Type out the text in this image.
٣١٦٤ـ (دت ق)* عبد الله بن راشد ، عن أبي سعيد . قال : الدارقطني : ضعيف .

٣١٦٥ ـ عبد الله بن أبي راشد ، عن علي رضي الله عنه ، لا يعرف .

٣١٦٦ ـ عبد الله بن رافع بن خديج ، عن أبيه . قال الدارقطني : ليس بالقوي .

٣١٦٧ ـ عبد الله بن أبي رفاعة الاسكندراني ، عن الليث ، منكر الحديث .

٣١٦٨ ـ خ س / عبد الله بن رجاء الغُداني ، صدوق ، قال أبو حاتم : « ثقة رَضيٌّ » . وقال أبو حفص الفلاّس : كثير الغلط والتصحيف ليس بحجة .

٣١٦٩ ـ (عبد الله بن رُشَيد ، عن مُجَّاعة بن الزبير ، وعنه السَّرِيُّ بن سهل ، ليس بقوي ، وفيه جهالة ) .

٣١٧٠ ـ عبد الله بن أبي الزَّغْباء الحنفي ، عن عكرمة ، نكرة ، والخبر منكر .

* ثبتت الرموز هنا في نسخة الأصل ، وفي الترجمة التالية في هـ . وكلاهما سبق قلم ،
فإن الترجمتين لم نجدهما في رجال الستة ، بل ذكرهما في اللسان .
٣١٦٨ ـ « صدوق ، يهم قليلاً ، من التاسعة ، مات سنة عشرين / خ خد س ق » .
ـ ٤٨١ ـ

══════

Every entry must be retyped in full, exactly as given.

* _TASK SOLUTION_
Type out the text in this image.
٣١٦٤ـ (دت ق)* عبد الله بن راشد ، عن أبي سعيد . قال : الدارقطني : ضعيف .

٣١٦٥ ـ عبد الله بن أبي راشد ، عن علي رضي الله عنه ، لا يعرف .

٣١٦٦ ـ عبد الله بن رافع بن خديج ، عن أبيه . قال الدارقطني : ليس بالقوي .

٣١٦٧ ـ عبد الله بن أبي رفاعة الاسكندراني ، عن الليث ، منكر الحديث .

٣١٦٨ ـ خ س / عبد الله بن رجاء الغُداني ، صدوق ، قال أبو حاتم : « ثقة رَضيٌّ » . وقال أبو حفص الفلاّس : كثير الغلط والتصحيف ليس بحجة .

٣١٦٩ ـ (عبد الله بن رُشَيد ، عن مُجَّاعة بن الزبير ، وعنه السَّرِيُّ بن سهل ، ليس بقوي ، وفيه جهالة ) .

٣١٧٠ ـ عبد الله بن أبي الزَّغْباء الحنفي ، عن عكرمة ، نكرة ، والخبر منكر .

* ثبتت الرموز هنا في نسخة الأصل ، وفي الترجمة التالية في هـ . وكلاهما سبق قلم ،
فإن الترجمتين لم نجدهما في رجال الستة ، بل ذكرهما في اللسان .
٣١٦٨ ـ « صدوق ، يهم قليلاً ، من التاسعة ، مات سنة عشرين / خ خد س ق » .
ـ ٤٨١ ـ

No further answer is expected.